Task to carry out - Copy out the listing below word for word, starting with its first line and ending with the line that contains "- object-row[interactable]: Cone: [479, 51, 722, 71]", including that line.

[Records from a data source]
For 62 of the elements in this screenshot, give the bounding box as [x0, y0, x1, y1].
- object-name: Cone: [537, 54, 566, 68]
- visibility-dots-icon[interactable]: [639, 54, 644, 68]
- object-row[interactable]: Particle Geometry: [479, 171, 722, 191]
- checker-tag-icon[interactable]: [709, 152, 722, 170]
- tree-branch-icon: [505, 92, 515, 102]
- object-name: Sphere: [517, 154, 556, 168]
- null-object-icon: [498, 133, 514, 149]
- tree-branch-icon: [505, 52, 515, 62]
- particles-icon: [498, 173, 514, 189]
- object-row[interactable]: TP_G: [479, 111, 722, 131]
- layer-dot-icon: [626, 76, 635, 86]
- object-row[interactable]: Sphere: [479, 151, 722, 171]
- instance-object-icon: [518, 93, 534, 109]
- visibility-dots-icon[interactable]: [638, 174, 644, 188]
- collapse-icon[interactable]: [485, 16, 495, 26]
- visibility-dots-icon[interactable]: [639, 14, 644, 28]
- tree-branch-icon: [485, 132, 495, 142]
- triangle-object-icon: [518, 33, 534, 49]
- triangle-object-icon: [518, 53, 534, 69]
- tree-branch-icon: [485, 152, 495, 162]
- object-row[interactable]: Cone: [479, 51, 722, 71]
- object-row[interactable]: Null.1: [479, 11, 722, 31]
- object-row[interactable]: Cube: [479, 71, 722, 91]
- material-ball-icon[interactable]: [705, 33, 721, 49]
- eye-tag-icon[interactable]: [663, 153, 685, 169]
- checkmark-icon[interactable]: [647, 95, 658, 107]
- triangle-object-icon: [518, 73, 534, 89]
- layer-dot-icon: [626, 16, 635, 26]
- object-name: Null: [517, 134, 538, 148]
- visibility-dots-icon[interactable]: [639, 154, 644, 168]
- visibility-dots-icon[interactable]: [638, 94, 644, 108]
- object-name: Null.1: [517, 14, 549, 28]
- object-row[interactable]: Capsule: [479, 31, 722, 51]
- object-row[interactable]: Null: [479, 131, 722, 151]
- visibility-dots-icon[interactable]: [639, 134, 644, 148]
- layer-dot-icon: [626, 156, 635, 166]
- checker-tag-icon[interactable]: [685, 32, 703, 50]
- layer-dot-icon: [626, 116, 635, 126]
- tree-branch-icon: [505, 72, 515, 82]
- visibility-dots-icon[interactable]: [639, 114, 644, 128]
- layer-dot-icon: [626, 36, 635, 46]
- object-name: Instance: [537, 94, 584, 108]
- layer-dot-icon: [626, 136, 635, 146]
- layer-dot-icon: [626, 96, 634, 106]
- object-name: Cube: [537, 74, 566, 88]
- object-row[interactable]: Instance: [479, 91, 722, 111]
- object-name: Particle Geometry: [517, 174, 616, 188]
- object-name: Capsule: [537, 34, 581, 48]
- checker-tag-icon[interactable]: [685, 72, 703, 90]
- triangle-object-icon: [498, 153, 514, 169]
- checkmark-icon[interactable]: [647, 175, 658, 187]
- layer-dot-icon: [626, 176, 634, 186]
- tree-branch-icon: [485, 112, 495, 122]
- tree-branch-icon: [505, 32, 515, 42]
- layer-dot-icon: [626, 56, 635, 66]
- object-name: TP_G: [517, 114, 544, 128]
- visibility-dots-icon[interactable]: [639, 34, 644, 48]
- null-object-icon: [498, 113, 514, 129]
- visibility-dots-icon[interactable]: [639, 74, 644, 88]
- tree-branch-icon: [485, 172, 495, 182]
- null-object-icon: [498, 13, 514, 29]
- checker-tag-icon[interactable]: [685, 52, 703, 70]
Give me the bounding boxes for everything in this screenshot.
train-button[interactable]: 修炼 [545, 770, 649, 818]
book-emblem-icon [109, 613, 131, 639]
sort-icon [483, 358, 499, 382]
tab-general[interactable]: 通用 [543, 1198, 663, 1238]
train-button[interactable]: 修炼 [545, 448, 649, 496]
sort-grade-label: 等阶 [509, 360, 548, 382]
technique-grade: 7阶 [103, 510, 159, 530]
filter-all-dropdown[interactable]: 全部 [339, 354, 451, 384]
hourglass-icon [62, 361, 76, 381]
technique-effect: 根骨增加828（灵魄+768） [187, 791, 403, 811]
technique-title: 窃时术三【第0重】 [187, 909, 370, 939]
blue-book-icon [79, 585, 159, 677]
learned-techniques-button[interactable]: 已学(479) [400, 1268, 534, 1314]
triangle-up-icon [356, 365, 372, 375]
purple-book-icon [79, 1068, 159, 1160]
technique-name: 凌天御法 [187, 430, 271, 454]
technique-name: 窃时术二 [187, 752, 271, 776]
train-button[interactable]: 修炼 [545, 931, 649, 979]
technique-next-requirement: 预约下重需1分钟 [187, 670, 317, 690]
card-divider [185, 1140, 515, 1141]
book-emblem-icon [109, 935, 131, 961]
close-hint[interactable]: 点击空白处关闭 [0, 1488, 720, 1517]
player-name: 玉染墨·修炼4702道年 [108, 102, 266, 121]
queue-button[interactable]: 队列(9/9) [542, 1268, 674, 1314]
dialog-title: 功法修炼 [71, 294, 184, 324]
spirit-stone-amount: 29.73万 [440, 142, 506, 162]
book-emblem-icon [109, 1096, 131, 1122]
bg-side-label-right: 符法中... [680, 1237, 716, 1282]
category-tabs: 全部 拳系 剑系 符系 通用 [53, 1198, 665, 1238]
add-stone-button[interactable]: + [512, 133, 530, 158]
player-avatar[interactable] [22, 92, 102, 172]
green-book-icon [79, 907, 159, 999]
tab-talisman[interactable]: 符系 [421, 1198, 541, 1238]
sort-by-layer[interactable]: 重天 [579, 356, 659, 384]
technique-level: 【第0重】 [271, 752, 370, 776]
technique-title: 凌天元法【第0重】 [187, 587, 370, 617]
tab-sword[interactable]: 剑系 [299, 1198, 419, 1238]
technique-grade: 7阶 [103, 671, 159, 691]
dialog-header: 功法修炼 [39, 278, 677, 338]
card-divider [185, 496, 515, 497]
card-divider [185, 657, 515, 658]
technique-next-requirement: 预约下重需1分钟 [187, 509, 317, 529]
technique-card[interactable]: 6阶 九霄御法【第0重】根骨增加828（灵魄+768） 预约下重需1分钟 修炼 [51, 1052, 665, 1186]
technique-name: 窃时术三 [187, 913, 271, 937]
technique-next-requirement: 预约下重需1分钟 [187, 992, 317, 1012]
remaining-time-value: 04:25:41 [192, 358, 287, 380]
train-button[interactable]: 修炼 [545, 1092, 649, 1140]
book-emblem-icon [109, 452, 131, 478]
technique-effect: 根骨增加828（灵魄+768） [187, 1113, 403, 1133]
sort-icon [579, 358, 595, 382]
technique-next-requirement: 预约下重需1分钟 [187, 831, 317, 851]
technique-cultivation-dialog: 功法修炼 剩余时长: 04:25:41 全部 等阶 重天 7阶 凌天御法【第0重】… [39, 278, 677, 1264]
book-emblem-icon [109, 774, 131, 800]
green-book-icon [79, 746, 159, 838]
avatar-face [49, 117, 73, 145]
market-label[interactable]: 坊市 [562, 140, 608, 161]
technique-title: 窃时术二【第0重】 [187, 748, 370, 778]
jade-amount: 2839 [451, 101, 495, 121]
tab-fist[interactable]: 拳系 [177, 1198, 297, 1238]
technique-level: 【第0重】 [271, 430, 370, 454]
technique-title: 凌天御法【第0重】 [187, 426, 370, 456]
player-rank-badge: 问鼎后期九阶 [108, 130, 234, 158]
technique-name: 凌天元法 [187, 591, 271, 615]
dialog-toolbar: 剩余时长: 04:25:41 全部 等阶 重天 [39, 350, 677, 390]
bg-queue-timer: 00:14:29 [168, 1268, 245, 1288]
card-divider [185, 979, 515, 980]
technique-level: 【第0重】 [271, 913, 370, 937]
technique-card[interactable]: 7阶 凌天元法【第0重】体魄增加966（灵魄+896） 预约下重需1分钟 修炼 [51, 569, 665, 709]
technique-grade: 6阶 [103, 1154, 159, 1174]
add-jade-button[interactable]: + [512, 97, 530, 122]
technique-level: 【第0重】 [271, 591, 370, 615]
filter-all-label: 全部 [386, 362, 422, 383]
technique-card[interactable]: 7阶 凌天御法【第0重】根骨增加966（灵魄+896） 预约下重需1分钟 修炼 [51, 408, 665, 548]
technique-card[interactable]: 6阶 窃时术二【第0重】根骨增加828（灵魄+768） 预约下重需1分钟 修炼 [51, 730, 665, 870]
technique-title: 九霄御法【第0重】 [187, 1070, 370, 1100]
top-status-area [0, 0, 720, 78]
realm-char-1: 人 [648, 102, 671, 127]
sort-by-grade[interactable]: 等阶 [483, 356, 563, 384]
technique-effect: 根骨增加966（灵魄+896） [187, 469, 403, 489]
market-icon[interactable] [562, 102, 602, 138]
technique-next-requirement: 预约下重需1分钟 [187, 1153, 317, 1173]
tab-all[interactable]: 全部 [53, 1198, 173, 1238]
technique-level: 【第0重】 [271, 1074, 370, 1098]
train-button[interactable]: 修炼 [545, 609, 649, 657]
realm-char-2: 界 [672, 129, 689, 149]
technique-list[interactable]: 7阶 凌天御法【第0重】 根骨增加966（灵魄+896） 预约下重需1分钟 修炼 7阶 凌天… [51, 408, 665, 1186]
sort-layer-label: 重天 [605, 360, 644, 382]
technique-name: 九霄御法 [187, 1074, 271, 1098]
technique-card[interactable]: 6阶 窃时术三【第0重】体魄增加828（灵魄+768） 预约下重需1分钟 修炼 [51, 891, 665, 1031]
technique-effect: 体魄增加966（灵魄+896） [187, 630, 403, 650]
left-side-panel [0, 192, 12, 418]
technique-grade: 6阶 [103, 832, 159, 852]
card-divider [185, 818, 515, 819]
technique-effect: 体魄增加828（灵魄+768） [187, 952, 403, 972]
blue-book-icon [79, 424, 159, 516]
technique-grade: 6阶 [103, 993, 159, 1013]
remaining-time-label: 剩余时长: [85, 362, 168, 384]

Finished exercise -
For 62 of the elements in this screenshot, give the bounding box as [x0, y0, x1, y1].
- object-name: Cone: [537, 54, 566, 68]
- visibility-dots-icon[interactable]: [639, 54, 644, 68]
- object-row[interactable]: Particle Geometry: [479, 171, 722, 191]
- checker-tag-icon[interactable]: [709, 152, 722, 170]
- tree-branch-icon: [505, 92, 515, 102]
- object-name: Sphere: [517, 154, 556, 168]
- null-object-icon: [498, 133, 514, 149]
- tree-branch-icon: [505, 52, 515, 62]
- particles-icon: [498, 173, 514, 189]
- object-row[interactable]: TP_G: [479, 111, 722, 131]
- layer-dot-icon: [626, 76, 635, 86]
- object-row[interactable]: Sphere: [479, 151, 722, 171]
- instance-object-icon: [518, 93, 534, 109]
- visibility-dots-icon[interactable]: [638, 174, 644, 188]
- collapse-icon[interactable]: [485, 16, 495, 26]
- visibility-dots-icon[interactable]: [639, 14, 644, 28]
- tree-branch-icon: [485, 132, 495, 142]
- triangle-object-icon: [518, 33, 534, 49]
- triangle-object-icon: [518, 53, 534, 69]
- tree-branch-icon: [485, 152, 495, 162]
- object-row[interactable]: Cone: [479, 51, 722, 71]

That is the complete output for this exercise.